| Challenge |
Show every line below where "Custom" can be found.

(Stored data)
☆ ☆ ☆ ☆ ☆ ☆ ☆

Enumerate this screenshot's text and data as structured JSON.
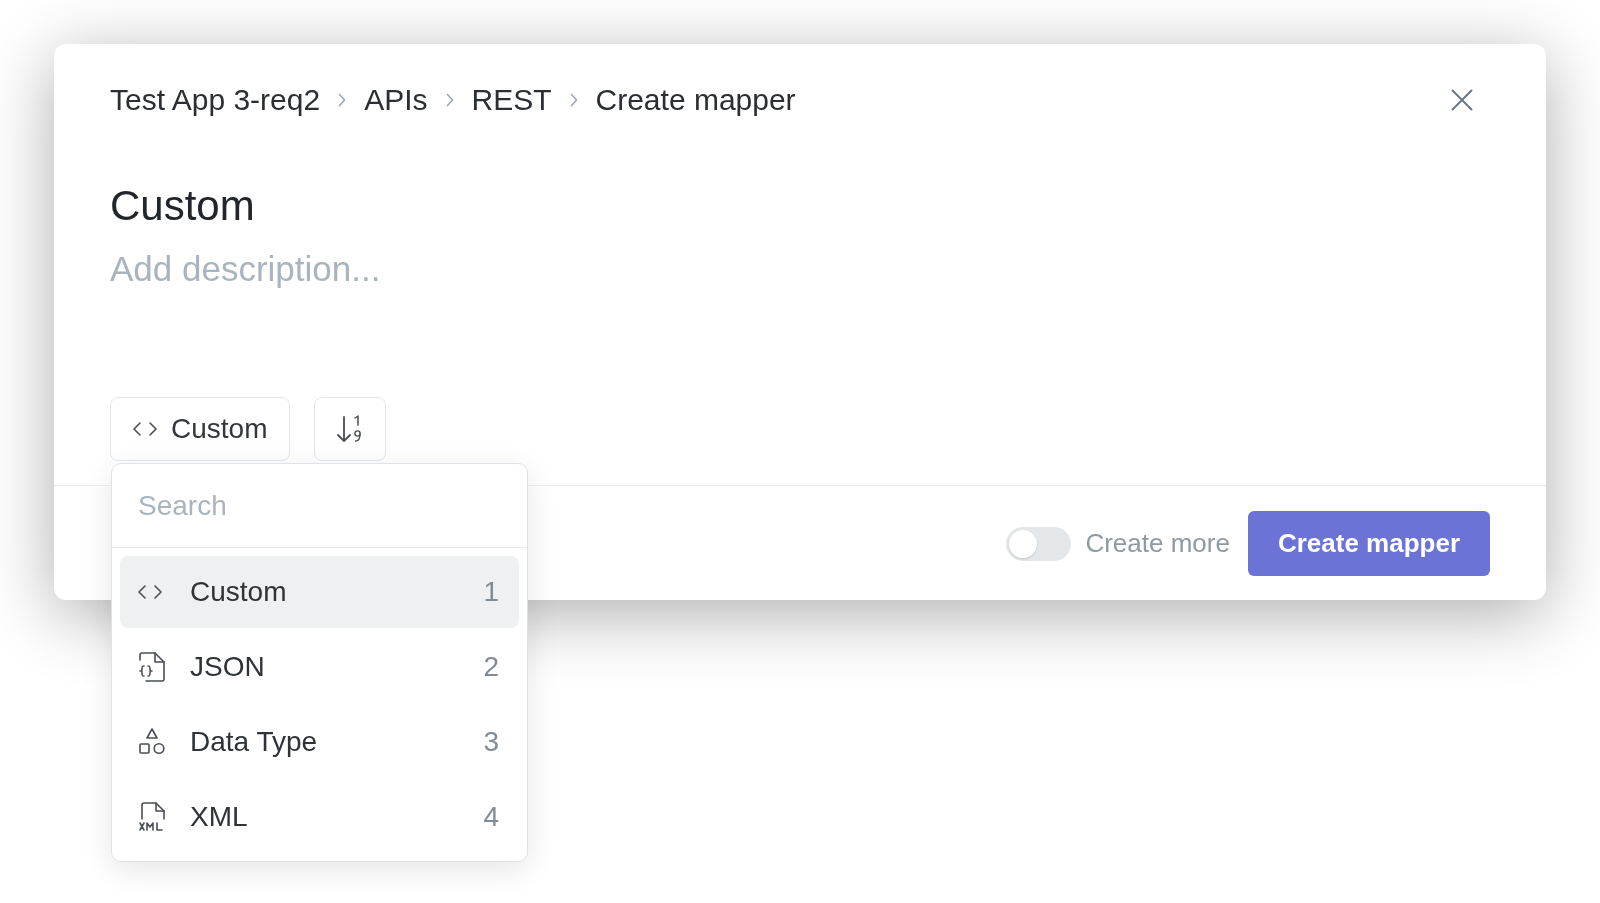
{
  "breadcrumb": [
    "Test App 3-req2",
    "APIs",
    "REST",
    "Create mapper"
  ],
  "title": "Custom",
  "description": {
    "placeholder": "Add description..."
  },
  "type_button": {
    "kind": "code",
    "label": "Custom"
  },
  "menu": {
    "search": {
      "placeholder": "Search"
    },
    "items": [
      {
        "kind": "code",
        "label": "Custom",
        "shortcut": "1",
        "selected": true
      },
      {
        "kind": "json",
        "label": "JSON",
        "shortcut": "2",
        "selected": false
      },
      {
        "kind": "datatype",
        "label": "Data Type",
        "shortcut": "3",
        "selected": false
      },
      {
        "kind": "xml",
        "label": "XML",
        "shortcut": "4",
        "selected": false
      }
    ]
  },
  "footer": {
    "create_more": {
      "label": "Create more",
      "on": false
    },
    "submit": {
      "label": "Create mapper"
    }
  }
}
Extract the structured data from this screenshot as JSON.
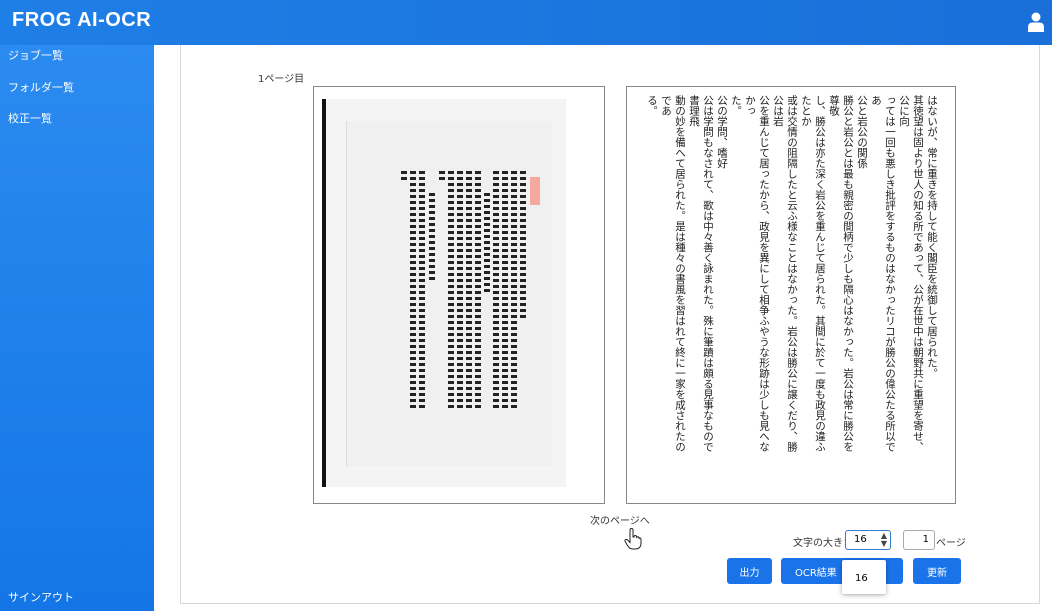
{
  "app": {
    "title": "FROG AI-OCR"
  },
  "sidebar": {
    "items": [
      {
        "label": "ジョブ一覧"
      },
      {
        "label": "フォルダ一覧"
      },
      {
        "label": "校正一覧"
      }
    ],
    "signout_label": "サインアウト"
  },
  "viewer": {
    "page_label": "1ページ目",
    "ocr_lines": [
      "はないが、常に重きを持して能く閣臣を統御して居られた。",
      "其徳望は固より世人の知る所であって、公が在世中は朝野共に重望を寄せ、公に向",
      "っては一回も悪しき批評をするものはなかったリコが勝公の偉公たる所以であ",
      "公と岩公の関係",
      "勝公と岩公とは最も親密の間柄で少しも隔心はなかった。岩公は常に勝公を尊敬",
      "し、勝公は亦た深く岩公を重んじて居られた。其間に於て一度も政見の違ふたとか",
      "或は交情の阻隔したと云ふ様なことはなかった。岩公は勝公に譲くだり、勝公は岩",
      "公を重んじて居ったから、政見を異にして相争ふやうな形跡は少しも見へなかっ",
      "た。",
      "公の学問、嗜好",
      "公は学問もなされて、歌は中々善く詠まれた。殊に筆蹟は頗る見事なもので書理飛",
      "動の妙を備へて居られた。是は種々の書風を習はれて終に一家を成されたのであ",
      "る。"
    ],
    "next_page_label": "次のページへ"
  },
  "controls": {
    "font_size_label": "文字の大きさ",
    "font_size_value": "16",
    "font_size_option": "16",
    "page_number": "1",
    "page_suffix": "ページ",
    "export_label": "出力",
    "ocr_result_label": "OCR結果",
    "update_label": "更新"
  }
}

☆ ☆ ☆ ☆ ☆ ☆ ☆

| Answer below |
  "title": "Custom",
    "label": "Custom"
        "label": "Custom",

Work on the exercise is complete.